──────── SOURCE RECORDS
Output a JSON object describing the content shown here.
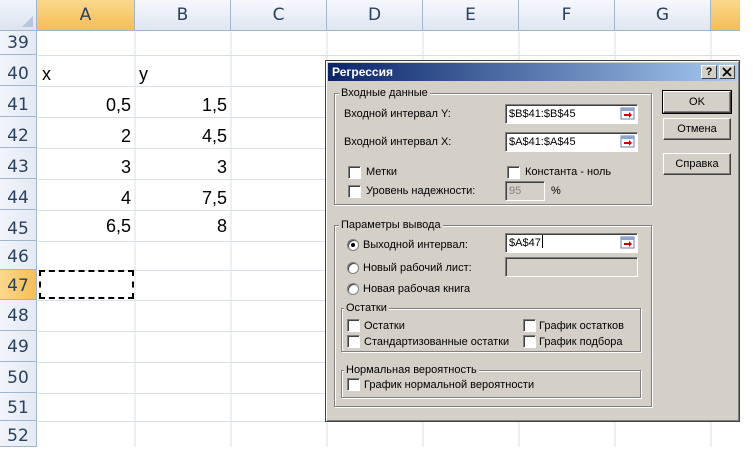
{
  "sheet": {
    "columns": [
      "A",
      "B",
      "C",
      "D",
      "E",
      "F",
      "G"
    ],
    "rows": [
      "39",
      "40",
      "41",
      "42",
      "43",
      "44",
      "45",
      "46",
      "47",
      "48",
      "49",
      "50",
      "51",
      "52"
    ],
    "cells": {
      "A40": "x",
      "B40": "y",
      "A41": "0,5",
      "B41": "1,5",
      "A42": "2",
      "B42": "4,5",
      "A43": "3",
      "B43": "3",
      "A44": "4",
      "B44": "7,5",
      "A45": "6,5",
      "B45": "8"
    },
    "active_cell": "A47",
    "colors": {
      "header_text": "#27415f",
      "grid": "#d8dfe9",
      "selected_header": "#f6bd55"
    }
  },
  "dialog": {
    "title": "Регрессия",
    "help_btn": "?",
    "close_btn": "X",
    "input_group": {
      "label": "Входные данные",
      "y_label": "Входной интервал Y:",
      "y_value": "$B$41:$B$45",
      "x_label": "Входной интервал X:",
      "x_value": "$A$41:$A$45",
      "labels_chk": "Метки",
      "const_chk": "Константа - ноль",
      "confidence_chk": "Уровень надежности:",
      "confidence_value": "95",
      "percent": "%"
    },
    "output_group": {
      "label": "Параметры вывода",
      "output_range": "Выходной интервал:",
      "output_value": "$A$47",
      "new_sheet": "Новый рабочий лист:",
      "new_book": "Новая рабочая книга"
    },
    "residuals_group": {
      "label": "Остатки",
      "residuals": "Остатки",
      "std_residuals": "Стандартизованные остатки",
      "residual_plot": "График остатков",
      "fit_plot": "График подбора"
    },
    "normal_group": {
      "label": "Нормальная вероятность",
      "normal_plot": "График нормальной вероятности"
    },
    "buttons": {
      "ok": "OK",
      "cancel": "Отмена",
      "help": "Справка"
    },
    "colors": {
      "face": "#d4d0c8",
      "title_start": "#0a246a",
      "title_end": "#a6caf0"
    }
  }
}
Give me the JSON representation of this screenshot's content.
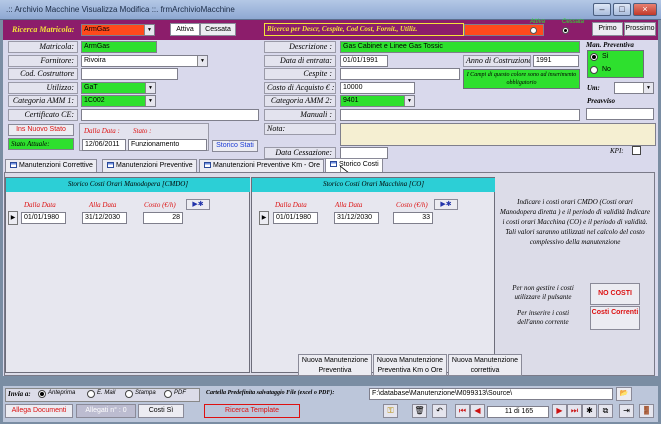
{
  "window": {
    "title": ".:: Archivio Macchine Visualizza Modifica ::.   frmArchivioMacchine"
  },
  "header": {
    "ricerca_matricola_label": "Ricerca Matricola:",
    "ricerca_matricola_value": "ArmGas",
    "toggle_attiva": "Attiva",
    "toggle_cessata": "Cessata",
    "ricerca_desc_label": "Ricerca per Descr, Cespite, Cod Cost, Fornit., Utiliz.",
    "ricerca_desc_value": "",
    "radio_attiva": "Attiva",
    "radio_cessata": "Cessata",
    "primo_label": "Primo",
    "prossimo_label": "Prossimo"
  },
  "left_fields": {
    "matricola": {
      "label": "Matricola:",
      "value": "ArmGas"
    },
    "fornitore": {
      "label": "Fornitore:",
      "value": "Rivoira"
    },
    "cod_costruttore": {
      "label": "Cod. Costruttore",
      "value": ""
    },
    "utilizzo": {
      "label": "Utilizzo:",
      "value": "GaT"
    },
    "categoria_amm1": {
      "label": "Categoria AMM 1:",
      "value": "1C002"
    },
    "certificato_ce": {
      "label": "Certificato CE:",
      "value": ""
    }
  },
  "right_fields": {
    "descrizione": {
      "label": "Descrizione :",
      "value": "Gas Cabinet e Linee Gas Tossic"
    },
    "data_entrata": {
      "label": "Data di entrata:",
      "value": "01/01/1991"
    },
    "anno_costruzione": {
      "label": "Anno di Costruzione:",
      "value": "1991"
    },
    "cespite": {
      "label": "Cespite :",
      "value": ""
    },
    "costo_acquisto": {
      "label": "Costo di Acquisto € :",
      "value": "10000"
    },
    "categoria_amm2": {
      "label": "Categoria AMM 2:",
      "value": "9401"
    },
    "manuali": {
      "label": "Manuali :",
      "value": ""
    },
    "nota": {
      "label": "Nota:",
      "value": ""
    },
    "data_cessazione": {
      "label": "Data Cessazione:",
      "value": ""
    },
    "mandatory_note": "I Campi di questo colore sono ad inserimento obbligatorio"
  },
  "far_right": {
    "man_preventiva_label": "Man. Preventiva",
    "si_label": "Sì",
    "no_label": "No",
    "um_label": "Um:",
    "um_value": "",
    "preavviso_label": "Preavviso",
    "kpi_label": "KPI:"
  },
  "stato": {
    "ins_nuovo_stato": "Ins Nuovo Stato",
    "stato_attuale_label": "Stato Attuale:",
    "dalla_data_label": "Dalla Data :",
    "stato_label": "Stato :",
    "dalla_data_value": "12/06/2011",
    "stato_value": "Funzionamento",
    "storico_stati": "Storico Stati"
  },
  "tabs": [
    {
      "label": "Manutenzioni Correttive"
    },
    {
      "label": "Manutenzioni Preventive"
    },
    {
      "label": "Manutenzioni Preventive Km - Ore"
    },
    {
      "label": "Storico Costi"
    }
  ],
  "costi": {
    "cmdo_header": "Storico Costi Orari Manodopera [CMDO]",
    "co_header": "Storico Costi Orari Macchina [CO]",
    "col_dalla": "Dalla Data",
    "col_alla": "Alla Data",
    "col_costo": "Costo (€/h)",
    "cmdo_row": {
      "dalla": "01/01/1980",
      "alla": "31/12/2030",
      "costo": "28"
    },
    "co_row": {
      "dalla": "01/01/1980",
      "alla": "31/12/2030",
      "costo": "33"
    },
    "info_text": "Indicare i costi orari CMDO (Costi orari Manodopera diretta ) e il periodo di validità Indicare i costi orari Macchina (CO) e il periodo di validità. Tali  valori saranno utilizzati nel calcolo del costo complessivo della manutenzione",
    "no_costi_note": "Per non gestire i costi utilizzare il pulsante",
    "no_costi_btn": "NO COSTI",
    "correnti_note": "Per inserire i costi dell'anno corrente",
    "correnti_btn": "Costi Correnti"
  },
  "new_buttons": [
    {
      "label": "Nuova Manutenzione Preventiva"
    },
    {
      "label": "Nuova Manutenzione Preventiva Km o Ore"
    },
    {
      "label": "Nuova Manutenzione correttiva"
    }
  ],
  "bottom": {
    "invia_label": "Invia a:",
    "anteprima": "Anteprima",
    "email": "E. Mail",
    "stampa": "Stampa",
    "pdf": "PDF",
    "cartella_label": "Cartella Predefinita  salvataggio File (excel o PDF):",
    "cartella_value": "F:\\database\\Manutenzione\\M099313\\Source\\",
    "allega_documenti": "Allega Documenti",
    "allegati": "Allegati n° : 0",
    "costi_si": "Costi Sì",
    "ricerca_template": "Ricerca Template",
    "record_counter": "11 di 165"
  }
}
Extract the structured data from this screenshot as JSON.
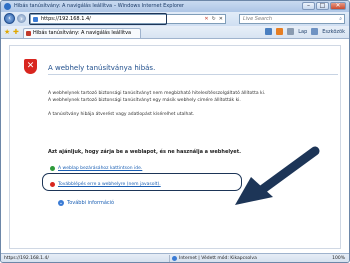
{
  "window": {
    "title": "Hibás tanúsítvány: A navigálás leállítva – Windows Internet Explorer",
    "controls": [
      "–",
      "□",
      "✕"
    ]
  },
  "address": {
    "url": "https://192.168.1.4/",
    "search_placeholder": "Live Search"
  },
  "tab": {
    "label": "Hibás tanúsítvány: A navigálás leállítva"
  },
  "toolbar": {
    "page_label": "Lap",
    "tools_label": "Eszközök"
  },
  "error": {
    "title": "A webhely tanúsítványa hibás.",
    "p1_line1": "A webhelynek tartozó biztonsági tanúsítványt nem megbízható hitelesítésszolgáltató állította ki.",
    "p1_line2": "A webhelynek tartozó biztonsági tanúsítványt egy másik webhely címére állították ki.",
    "p2": "A tanúsítvány hibája átverést vagy adatlopást kísérelhet utalhat.",
    "p3": "Azt ajánljuk, hogy zárja be a weblapot, és ne használja a webhelyet.",
    "option_close": "A weblap bezárásához kattintson ide.",
    "option_continue": "Továbblépés erre a webhelyre (nem javasolt).",
    "more_info": "További információ"
  },
  "status": {
    "text": "https://192.168.1.4/",
    "zone": "Internet | Védett mód: Kikapcsolva",
    "zoom": "100%"
  },
  "colors": {
    "link": "#1a5fb4",
    "error_title": "#1f4e8c",
    "shield": "#d8261f",
    "highlight": "#1d3557"
  }
}
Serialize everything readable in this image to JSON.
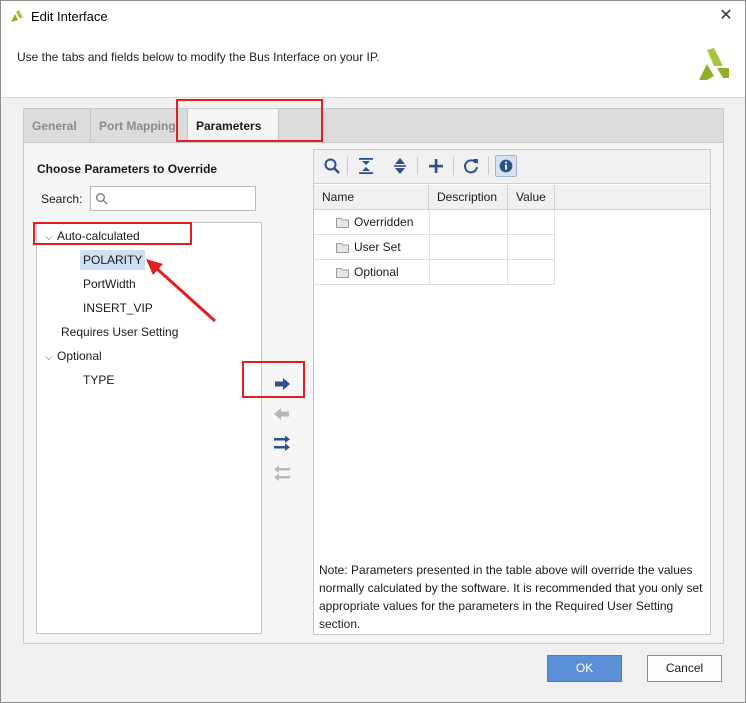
{
  "window": {
    "title": "Edit Interface",
    "close_symbol": "✕"
  },
  "header": {
    "description": "Use the tabs and fields below to modify the Bus Interface on your IP."
  },
  "tabs": [
    {
      "label": "General"
    },
    {
      "label": "Port Mapping"
    },
    {
      "label": "Parameters"
    }
  ],
  "left": {
    "title": "Choose Parameters to Override",
    "search_label": "Search:",
    "search_placeholder": "",
    "tree": {
      "auto_calculated": "Auto-calculated",
      "auto_children": [
        "POLARITY",
        "PortWidth",
        "INSERT_VIP"
      ],
      "requires_user_setting": "Requires User Setting",
      "optional": "Optional",
      "optional_children": [
        "TYPE"
      ]
    }
  },
  "table": {
    "columns": [
      "Name",
      "Description",
      "Value"
    ],
    "rows": [
      {
        "name": "Overridden",
        "description": "",
        "value": ""
      },
      {
        "name": "User Set",
        "description": "",
        "value": ""
      },
      {
        "name": "Optional",
        "description": "",
        "value": ""
      }
    ]
  },
  "note": "Note: Parameters presented in the table above will override the values normally calculated by the software. It is recommended that you only set appropriate values for the parameters in the Required User Setting section.",
  "buttons": {
    "ok": "OK",
    "cancel": "Cancel"
  },
  "colors": {
    "highlight": "#e02020",
    "accent": "#5b8fd6",
    "logo_green": "#8dae2b"
  }
}
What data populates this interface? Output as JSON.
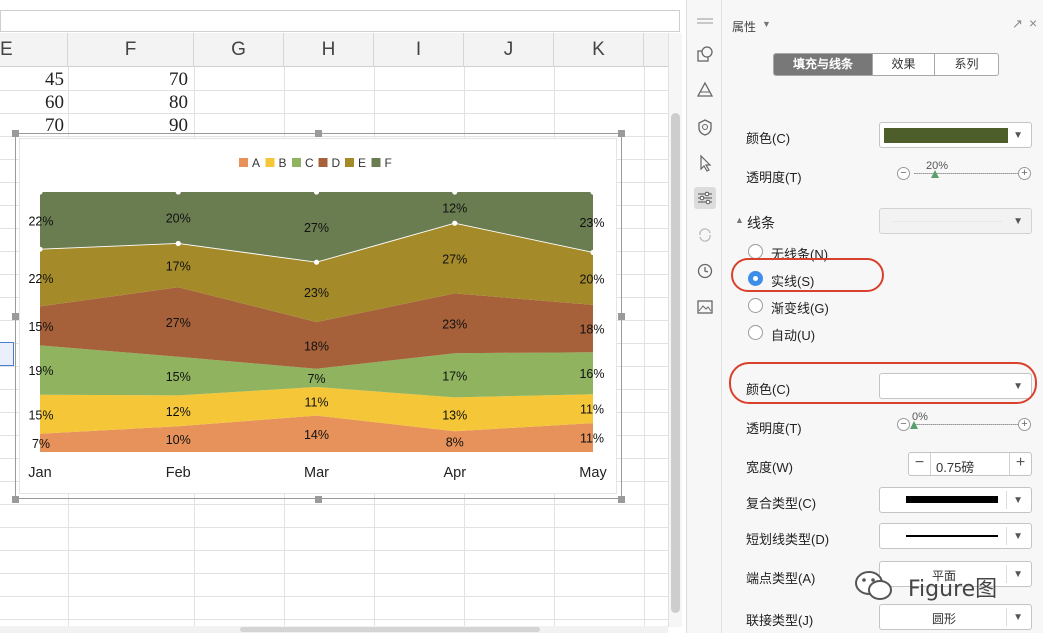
{
  "sheet": {
    "columns": [
      "E",
      "F",
      "G",
      "H",
      "I",
      "J",
      "K"
    ],
    "rows": [
      {
        "e": "45",
        "f": "70"
      },
      {
        "e": "60",
        "f": "80"
      },
      {
        "e": "70",
        "f": "90"
      }
    ]
  },
  "chart_data": {
    "type": "area",
    "stacked": "percent",
    "categories": [
      "Jan",
      "Feb",
      "Mar",
      "Apr",
      "May"
    ],
    "series": [
      {
        "name": "A",
        "color": "#e6925a",
        "values": [
          7,
          10,
          14,
          8,
          11
        ],
        "labels": [
          "7%",
          "10%",
          "14%",
          "8%",
          "11%"
        ]
      },
      {
        "name": "B",
        "color": "#f5c637",
        "values": [
          15,
          12,
          11,
          13,
          11
        ],
        "labels": [
          "15%",
          "12%",
          "11%",
          "13%",
          "11%"
        ]
      },
      {
        "name": "C",
        "color": "#8fb35f",
        "values": [
          19,
          15,
          7,
          17,
          16
        ],
        "labels": [
          "19%",
          "15%",
          "7%",
          "17%",
          "16%"
        ]
      },
      {
        "name": "D",
        "color": "#a6603a",
        "values": [
          15,
          27,
          18,
          23,
          18
        ],
        "labels": [
          "15%",
          "27%",
          "18%",
          "23%",
          "18%"
        ]
      },
      {
        "name": "E",
        "color": "#a58a2a",
        "values": [
          22,
          17,
          23,
          27,
          20
        ],
        "labels": [
          "22%",
          "17%",
          "23%",
          "27%",
          "20%"
        ]
      },
      {
        "name": "F",
        "color": "#6a7d50",
        "values": [
          22,
          20,
          27,
          12,
          23
        ],
        "labels": [
          "22%",
          "20%",
          "27%",
          "12%",
          "23%"
        ]
      }
    ],
    "legend_position": "top",
    "grid": false,
    "title": ""
  },
  "panel": {
    "title": "属性",
    "tabs": [
      {
        "label": "填充与线条",
        "active": true
      },
      {
        "label": "效果",
        "active": false
      },
      {
        "label": "系列",
        "active": false
      }
    ],
    "fill": {
      "color_label": "颜色(C)",
      "color_value": "#4e5e2a",
      "transparency_label": "透明度(T)",
      "transparency_value": "20%",
      "transparency_fraction": 0.2
    },
    "line": {
      "section_label": "线条",
      "options": [
        {
          "label": "无线条(N)",
          "selected": false
        },
        {
          "label": "实线(S)",
          "selected": true
        },
        {
          "label": "渐变线(G)",
          "selected": false
        },
        {
          "label": "自动(U)",
          "selected": false
        }
      ],
      "color_label": "颜色(C)",
      "color_value": "#ffffff",
      "transparency_label": "透明度(T)",
      "transparency_value": "0%",
      "transparency_fraction": 0.0,
      "width_label": "宽度(W)",
      "width_value": "0.75磅",
      "compound_label": "复合类型(C)",
      "dash_label": "短划线类型(D)",
      "cap_label": "端点类型(A)",
      "cap_value": "平面",
      "join_label": "联接类型(J)",
      "join_value": "圆形"
    }
  },
  "watermark": {
    "text": "Figure图"
  }
}
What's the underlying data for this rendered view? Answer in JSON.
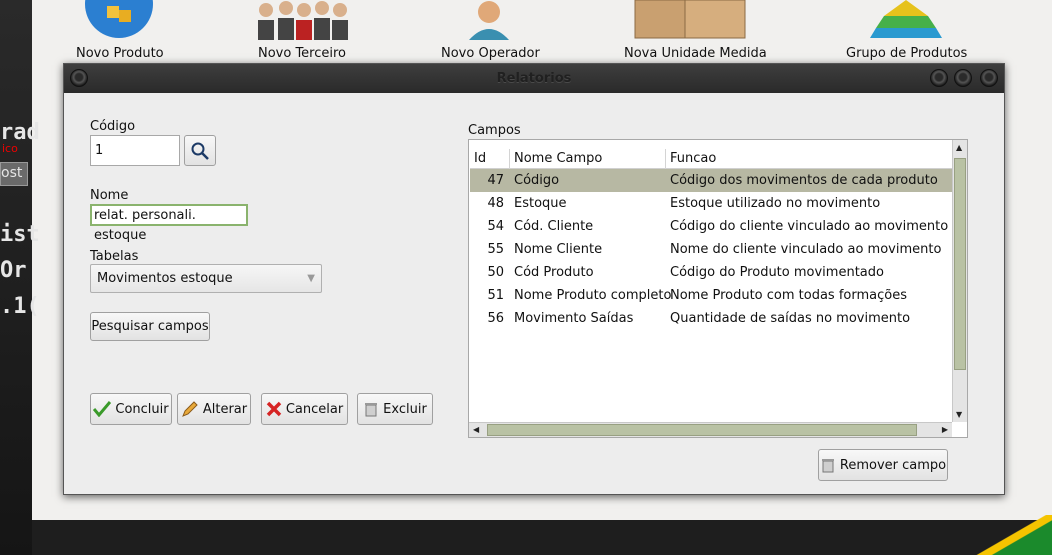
{
  "launcher": [
    {
      "label": "Novo Produto",
      "icon": "product-box-icon"
    },
    {
      "label": "Novo Terceiro",
      "icon": "people-group-icon"
    },
    {
      "label": "Novo Operador",
      "icon": "operator-user-icon"
    },
    {
      "label": "Nova Unidade Medida",
      "icon": "boxes-icon"
    },
    {
      "label": "Grupo de Produtos",
      "icon": "pyramid-icon"
    }
  ],
  "background": {
    "fragments": [
      "rad",
      "ico",
      "ost",
      "ist",
      "Or",
      ".1("
    ]
  },
  "dialog": {
    "title": "Relatorios",
    "codigo_label": "Código",
    "codigo_value": "1",
    "nome_label": "Nome",
    "nome_value": "relat. personali. estoque",
    "tabelas_label": "Tabelas",
    "tabelas_value": "Movimentos estoque",
    "pesquisar_label": "Pesquisar campos",
    "concluir_label": "Concluir",
    "alterar_label": "Alterar",
    "cancelar_label": "Cancelar",
    "excluir_label": "Excluir",
    "campos_label": "Campos",
    "remover_label": "Remover campo",
    "columns": {
      "id": "Id",
      "nome": "Nome Campo",
      "funcao": "Funcao"
    },
    "rows": [
      {
        "id": "47",
        "nome": "Código",
        "funcao": "Código dos movimentos de cada produto"
      },
      {
        "id": "48",
        "nome": "Estoque",
        "funcao": "Estoque utilizado no movimento"
      },
      {
        "id": "54",
        "nome": "Cód. Cliente",
        "funcao": "Código do cliente vinculado ao movimento"
      },
      {
        "id": "55",
        "nome": "Nome Cliente",
        "funcao": "Nome do cliente vinculado ao movimento"
      },
      {
        "id": "50",
        "nome": "Cód Produto",
        "funcao": "Código do Produto movimentado"
      },
      {
        "id": "51",
        "nome": "Nome Produto completo",
        "funcao": "Nome Produto com todas formações"
      },
      {
        "id": "56",
        "nome": "Movimento Saídas",
        "funcao": "Quantidade de saídas no movimento"
      }
    ]
  },
  "colors": {
    "selected_row": "#b7b8a3",
    "scroll_thumb": "#b9c2a4"
  }
}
────────────────
SET EXERCISE -
Count the lines that hold the string "this" and state that number alone.

SOLUTION BELOW -
5